*Collected data*:
"""

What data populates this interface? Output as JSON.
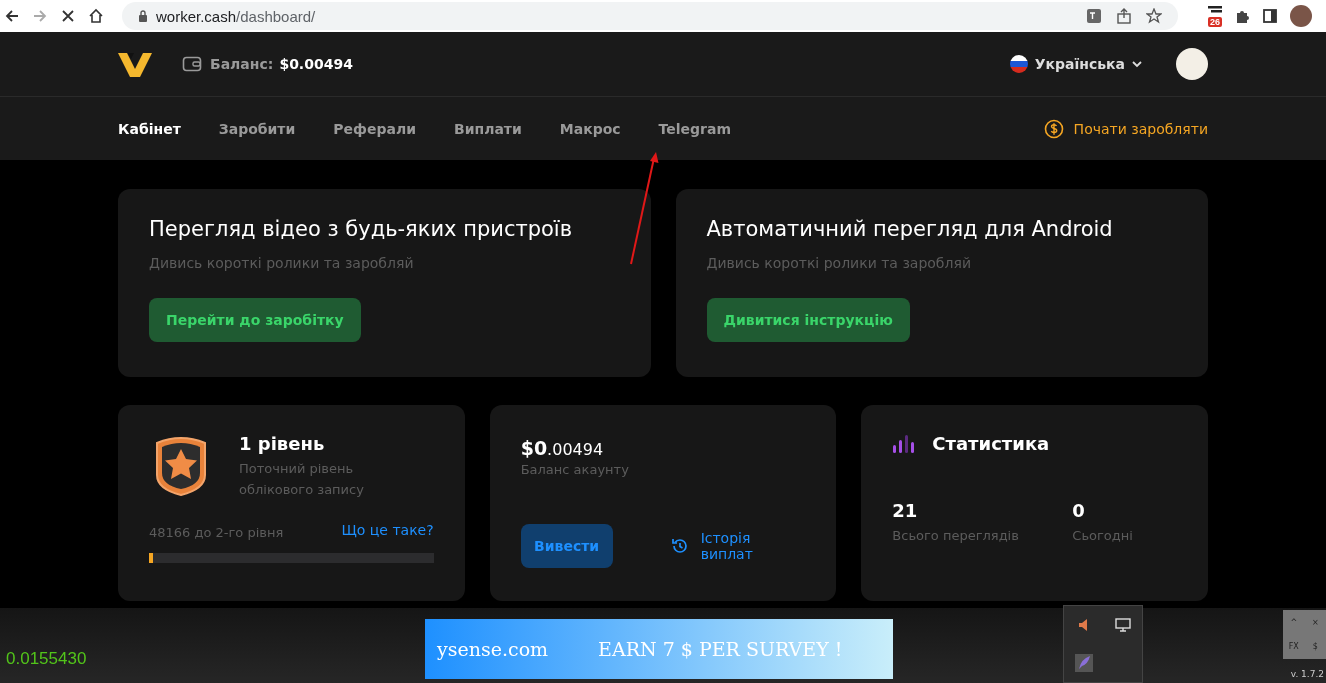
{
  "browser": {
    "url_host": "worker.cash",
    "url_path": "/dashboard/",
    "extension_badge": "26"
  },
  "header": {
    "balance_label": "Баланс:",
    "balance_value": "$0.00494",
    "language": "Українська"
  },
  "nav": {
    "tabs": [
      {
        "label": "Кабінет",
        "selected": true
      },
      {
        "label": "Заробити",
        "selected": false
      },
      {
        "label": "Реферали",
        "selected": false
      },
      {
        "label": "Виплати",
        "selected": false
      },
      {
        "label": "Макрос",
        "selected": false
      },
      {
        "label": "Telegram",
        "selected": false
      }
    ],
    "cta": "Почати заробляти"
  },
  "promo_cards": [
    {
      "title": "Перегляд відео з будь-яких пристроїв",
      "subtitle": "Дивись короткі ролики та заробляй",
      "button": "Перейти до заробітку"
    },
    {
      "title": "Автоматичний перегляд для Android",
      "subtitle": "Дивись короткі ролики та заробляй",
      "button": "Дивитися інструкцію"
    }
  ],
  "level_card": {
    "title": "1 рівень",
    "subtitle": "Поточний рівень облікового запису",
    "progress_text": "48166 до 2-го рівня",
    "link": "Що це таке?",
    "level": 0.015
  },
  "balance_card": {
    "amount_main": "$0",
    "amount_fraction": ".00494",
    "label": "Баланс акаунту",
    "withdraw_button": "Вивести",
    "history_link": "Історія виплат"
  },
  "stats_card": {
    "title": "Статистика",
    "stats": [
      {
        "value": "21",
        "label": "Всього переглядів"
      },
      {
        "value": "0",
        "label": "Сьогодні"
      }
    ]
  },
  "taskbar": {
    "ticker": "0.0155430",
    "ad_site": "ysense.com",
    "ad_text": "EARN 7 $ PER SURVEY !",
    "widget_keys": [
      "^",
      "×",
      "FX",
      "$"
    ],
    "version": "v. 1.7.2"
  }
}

"""

*What you are asked to do*: All records should be output exactly, with the pictures left out.

*Response to the exercise*:
What data populates this interface? Output as JSON.
{
  "browser": {
    "url_host": "worker.cash",
    "url_path": "/dashboard/",
    "extension_badge": "26"
  },
  "header": {
    "balance_label": "Баланс:",
    "balance_value": "$0.00494",
    "language": "Українська"
  },
  "nav": {
    "tabs": [
      {
        "label": "Кабінет",
        "selected": true
      },
      {
        "label": "Заробити",
        "selected": false
      },
      {
        "label": "Реферали",
        "selected": false
      },
      {
        "label": "Виплати",
        "selected": false
      },
      {
        "label": "Макрос",
        "selected": false
      },
      {
        "label": "Telegram",
        "selected": false
      }
    ],
    "cta": "Почати заробляти"
  },
  "promo_cards": [
    {
      "title": "Перегляд відео з будь-яких пристроїв",
      "subtitle": "Дивись короткі ролики та заробляй",
      "button": "Перейти до заробітку"
    },
    {
      "title": "Автоматичний перегляд для Android",
      "subtitle": "Дивись короткі ролики та заробляй",
      "button": "Дивитися інструкцію"
    }
  ],
  "level_card": {
    "title": "1 рівень",
    "subtitle": "Поточний рівень облікового запису",
    "progress_text": "48166 до 2-го рівня",
    "link": "Що це таке?",
    "level": 0.015
  },
  "balance_card": {
    "amount_main": "$0",
    "amount_fraction": ".00494",
    "label": "Баланс акаунту",
    "withdraw_button": "Вивести",
    "history_link": "Історія виплат"
  },
  "stats_card": {
    "title": "Статистика",
    "stats": [
      {
        "value": "21",
        "label": "Всього переглядів"
      },
      {
        "value": "0",
        "label": "Сьогодні"
      }
    ]
  },
  "taskbar": {
    "ticker": "0.0155430",
    "ad_site": "ysense.com",
    "ad_text": "EARN 7 $ PER SURVEY !",
    "widget_keys": [
      "^",
      "×",
      "FX",
      "$"
    ],
    "version": "v. 1.7.2"
  }
}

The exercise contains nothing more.